**Task to complete:**
Copy everything in the listing below word for word, apart from any images.

**Records about charts and figures:**
════════
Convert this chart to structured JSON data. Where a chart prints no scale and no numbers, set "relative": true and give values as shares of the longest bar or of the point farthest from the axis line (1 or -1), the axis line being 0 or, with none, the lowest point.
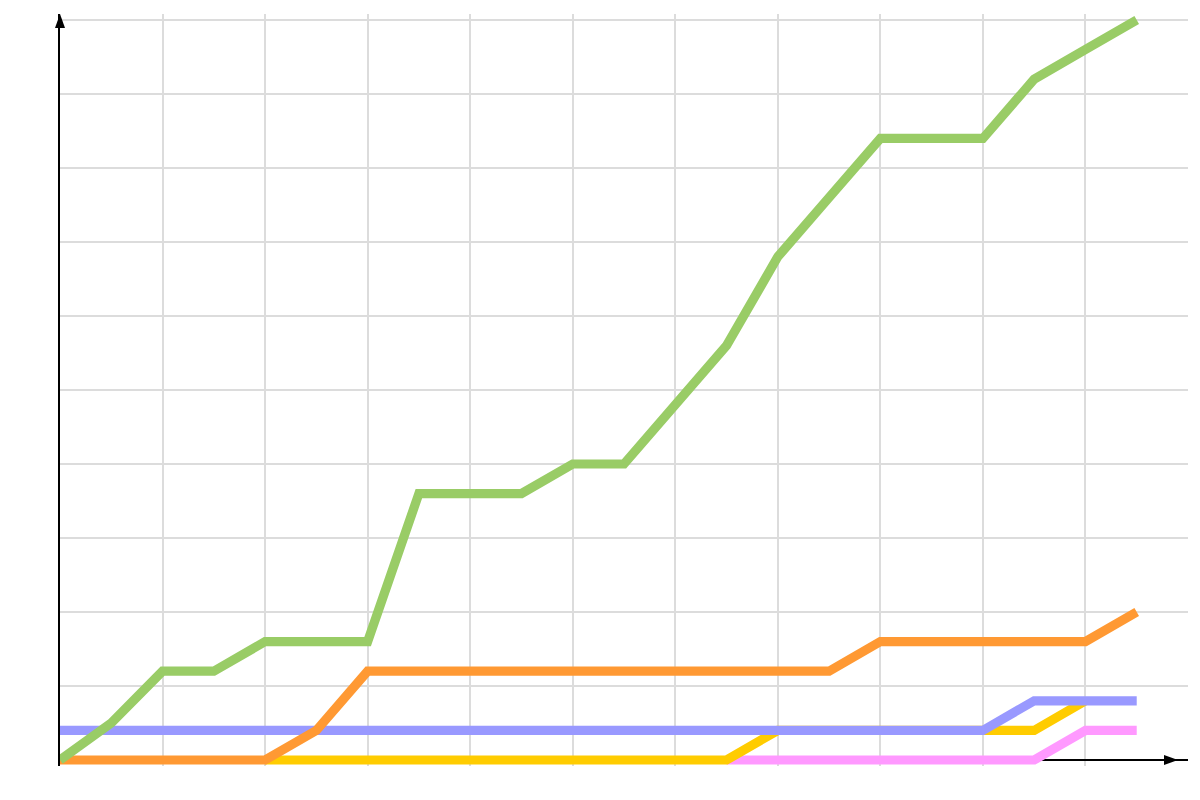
{
  "chart_data": {
    "type": "line",
    "relative": true,
    "categories": [
      null,
      null,
      null,
      null,
      null,
      null,
      null,
      null,
      null,
      null,
      null,
      null,
      null,
      null,
      null,
      null,
      null,
      null,
      null,
      null,
      null,
      null
    ],
    "series": [
      {
        "color": "#ff99ff",
        "values": [
          null,
          null,
          null,
          null,
          null,
          null,
          null,
          null,
          null,
          null,
          null,
          null,
          null,
          0,
          0,
          0,
          0,
          0,
          0,
          0,
          0.04,
          0.04
        ]
      },
      {
        "color": "#ffcc00",
        "values": [
          null,
          null,
          null,
          null,
          0,
          0,
          0,
          0,
          0,
          0,
          0,
          0,
          0,
          0,
          0.04,
          null,
          null,
          null,
          0.04,
          0.04,
          0.08,
          null
        ]
      },
      {
        "color": "#9999ff",
        "values": [
          0.04,
          0.04,
          0.04,
          0.04,
          0.04,
          0.04,
          0.04,
          0.04,
          0.04,
          0.04,
          0.04,
          0.04,
          0.04,
          0.04,
          0.04,
          0.04,
          0.04,
          0.04,
          0.04,
          0.08,
          0.08,
          0.08
        ]
      },
      {
        "color": "#ff9933",
        "values": [
          0,
          0,
          0,
          0,
          0,
          0.04,
          0.12,
          0.12,
          0.12,
          0.12,
          0.12,
          0.12,
          0.12,
          0.12,
          0.12,
          0.12,
          0.16,
          0.16,
          0.16,
          0.16,
          0.16,
          0.2
        ]
      },
      {
        "color": "#99cc66",
        "values": [
          0,
          0.05,
          0.12,
          0.12,
          0.16,
          0.16,
          0.16,
          0.36,
          0.36,
          0.36,
          0.4,
          0.4,
          0.48,
          0.56,
          0.68,
          0.76,
          0.84,
          0.84,
          0.84,
          0.92,
          0.96,
          1
        ]
      }
    ],
    "grid": true,
    "line_style": "solid"
  }
}
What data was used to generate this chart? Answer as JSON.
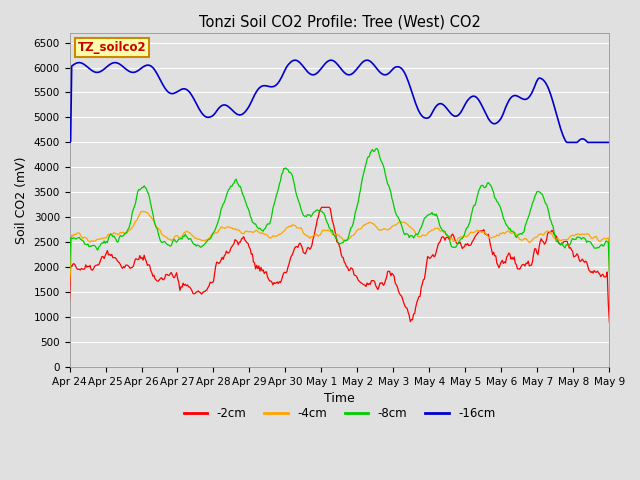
════════
**Exercise output:**
Convert this chart to structured JSON data. Where a chart prints no scale and no numbers, set "relative": true and give values as shares of the longest bar or of the point farthest from the axis line (1 or -1), the axis line being 0 or, with none, the lowest point.
{
  "chart_data": {
    "type": "line",
    "relative": true,
    "categories": [
      null,
      null,
      null,
      null,
      null,
      null,
      null,
      null,
      null,
      null,
      null,
      null,
      null,
      null,
      null,
      null,
      null,
      null,
      null,
      null,
      null,
      null
    ],
    "series": [
      {
        "color": "#ff99ff",
        "values": [
          null,
          null,
          null,
          null,
          null,
          null,
          null,
          null,
          null,
          null,
          null,
          null,
          null,
          0,
          0,
          0,
          0,
          0,
          0,
          0,
          0.04,
          0.04
        ]
      },
      {
        "color": "#ffcc00",
        "values": [
          null,
          null,
          null,
          null,
          0,
          0,
          0,
          0,
          0,
          0,
          0,
          0,
          0,
          0,
          0.04,
          null,
          null,
          null,
          0.04,
          0.04,
          0.08,
          null
        ]
      },
      {
        "color": "#9999ff",
        "values": [
          0.04,
          0.04,
          0.04,
          0.04,
          0.04,
          0.04,
          0.04,
          0.04,
          0.04,
          0.04,
          0.04,
          0.04,
          0.04,
          0.04,
          0.04,
          0.04,
          0.04,
          0.04,
          0.04,
          0.08,
          0.08,
          0.08
        ]
      },
      {
        "color": "#ff9933",
        "values": [
          0,
          0,
          0,
          0,
          0,
          0.04,
          0.12,
          0.12,
          0.12,
          0.12,
          0.12,
          0.12,
          0.12,
          0.12,
          0.12,
          0.12,
          0.16,
          0.16,
          0.16,
          0.16,
          0.16,
          0.2
        ]
      },
      {
        "color": "#99cc66",
        "values": [
          0,
          0.05,
          0.12,
          0.12,
          0.16,
          0.16,
          0.16,
          0.36,
          0.36,
          0.36,
          0.4,
          0.4,
          0.48,
          0.56,
          0.68,
          0.76,
          0.84,
          0.84,
          0.84,
          0.92,
          0.96,
          1
        ]
      }
    ],
    "grid": true,
    "line_style": "solid"
  }
}
What data was used to generate this chart? Answer as JSON.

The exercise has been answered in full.